● WRITTEN INSTRUCTION
Rewrite the lines below, switching every "data-label" to "value-label" and leaving everything else unchanged.
_ _ _ _ _ _ _
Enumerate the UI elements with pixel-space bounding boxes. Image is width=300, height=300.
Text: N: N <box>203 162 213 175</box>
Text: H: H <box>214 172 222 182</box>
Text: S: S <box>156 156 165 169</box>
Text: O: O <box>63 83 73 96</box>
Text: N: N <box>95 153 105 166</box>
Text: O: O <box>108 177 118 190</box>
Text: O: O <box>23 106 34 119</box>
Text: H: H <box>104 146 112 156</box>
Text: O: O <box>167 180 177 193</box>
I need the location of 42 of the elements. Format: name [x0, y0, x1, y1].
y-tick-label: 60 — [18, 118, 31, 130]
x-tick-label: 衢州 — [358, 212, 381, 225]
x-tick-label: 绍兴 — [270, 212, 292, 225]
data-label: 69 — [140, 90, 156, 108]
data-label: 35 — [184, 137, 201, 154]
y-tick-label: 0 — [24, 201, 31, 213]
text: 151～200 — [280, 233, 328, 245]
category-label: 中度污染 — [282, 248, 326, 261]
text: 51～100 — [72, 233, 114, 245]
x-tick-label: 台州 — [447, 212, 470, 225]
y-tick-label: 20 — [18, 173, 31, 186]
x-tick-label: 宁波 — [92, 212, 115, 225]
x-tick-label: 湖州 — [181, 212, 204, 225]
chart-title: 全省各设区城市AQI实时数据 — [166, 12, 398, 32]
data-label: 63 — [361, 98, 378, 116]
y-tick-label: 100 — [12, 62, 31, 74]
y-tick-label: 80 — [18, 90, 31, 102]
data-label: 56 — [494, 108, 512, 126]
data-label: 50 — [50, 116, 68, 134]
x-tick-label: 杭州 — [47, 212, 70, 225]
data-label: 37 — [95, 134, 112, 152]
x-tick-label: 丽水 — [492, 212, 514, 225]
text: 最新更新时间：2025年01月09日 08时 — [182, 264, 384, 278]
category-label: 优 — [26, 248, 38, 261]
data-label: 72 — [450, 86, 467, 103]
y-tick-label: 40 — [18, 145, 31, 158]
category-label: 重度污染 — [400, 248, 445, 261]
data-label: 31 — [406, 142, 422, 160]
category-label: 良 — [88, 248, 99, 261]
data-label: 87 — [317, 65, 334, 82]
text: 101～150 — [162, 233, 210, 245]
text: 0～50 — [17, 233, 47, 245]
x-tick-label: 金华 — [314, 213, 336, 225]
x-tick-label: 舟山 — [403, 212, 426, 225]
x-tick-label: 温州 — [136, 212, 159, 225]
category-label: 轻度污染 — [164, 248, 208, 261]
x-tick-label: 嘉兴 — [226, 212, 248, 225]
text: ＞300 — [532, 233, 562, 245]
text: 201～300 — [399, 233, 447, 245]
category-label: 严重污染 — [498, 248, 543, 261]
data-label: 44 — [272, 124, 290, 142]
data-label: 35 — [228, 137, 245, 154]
_ _ _ _ _ _ _
● TASK ANSWER
Enumerate the UI elements with pixel-space bounding boxes. Image is width=300, height=300.
Text: N: N <box>203 162 213 175</box>
Text: H: H <box>214 172 222 182</box>
Text: S: S <box>156 156 165 169</box>
Text: O: O <box>63 83 73 96</box>
Text: N: N <box>95 153 105 166</box>
Text: O: O <box>108 177 118 190</box>
Text: O: O <box>23 106 34 119</box>
Text: H: H <box>104 146 112 156</box>
Text: O: O <box>167 180 177 193</box>
I need the location of 42 of the elements. Format: name [x0, y0, x1, y1].
y-tick-label: 60 — [18, 118, 31, 130]
x-tick-label: 衢州 — [358, 212, 381, 225]
x-tick-label: 绍兴 — [270, 212, 292, 225]
value-label: 69 — [140, 90, 156, 108]
value-label: 35 — [184, 137, 201, 154]
y-tick-label: 0 — [24, 201, 31, 213]
text: 151～200 — [280, 233, 328, 245]
category-label: 中度污染 — [282, 248, 326, 261]
text: 51～100 — [72, 233, 114, 245]
x-tick-label: 台州 — [447, 212, 470, 225]
y-tick-label: 20 — [18, 173, 31, 186]
x-tick-label: 宁波 — [92, 212, 115, 225]
x-tick-label: 湖州 — [181, 212, 204, 225]
chart-title: 全省各设区城市AQI实时数据 — [166, 12, 398, 32]
value-label: 63 — [361, 98, 378, 116]
y-tick-label: 100 — [12, 62, 31, 74]
y-tick-label: 80 — [18, 90, 31, 102]
value-label: 56 — [494, 108, 512, 126]
value-label: 50 — [50, 116, 68, 134]
x-tick-label: 杭州 — [47, 212, 70, 225]
value-label: 37 — [95, 134, 112, 152]
x-tick-label: 丽水 — [492, 212, 514, 225]
text: 最新更新时间：2025年01月09日 08时 — [182, 264, 384, 278]
category-label: 优 — [26, 248, 38, 261]
value-label: 72 — [450, 86, 467, 103]
y-tick-label: 40 — [18, 145, 31, 158]
category-label: 重度污染 — [400, 248, 445, 261]
value-label: 31 — [406, 142, 422, 160]
category-label: 良 — [88, 248, 99, 261]
value-label: 87 — [317, 65, 334, 82]
text: 101～150 — [162, 233, 210, 245]
text: 0～50 — [17, 233, 47, 245]
x-tick-label: 金华 — [314, 213, 336, 225]
x-tick-label: 舟山 — [403, 212, 426, 225]
x-tick-label: 温州 — [136, 212, 159, 225]
category-label: 轻度污染 — [164, 248, 208, 261]
x-tick-label: 嘉兴 — [226, 212, 248, 225]
text: ＞300 — [532, 233, 562, 245]
text: 201～300 — [399, 233, 447, 245]
category-label: 严重污染 — [498, 248, 543, 261]
value-label: 44 — [272, 124, 290, 142]
value-label: 35 — [228, 137, 245, 154]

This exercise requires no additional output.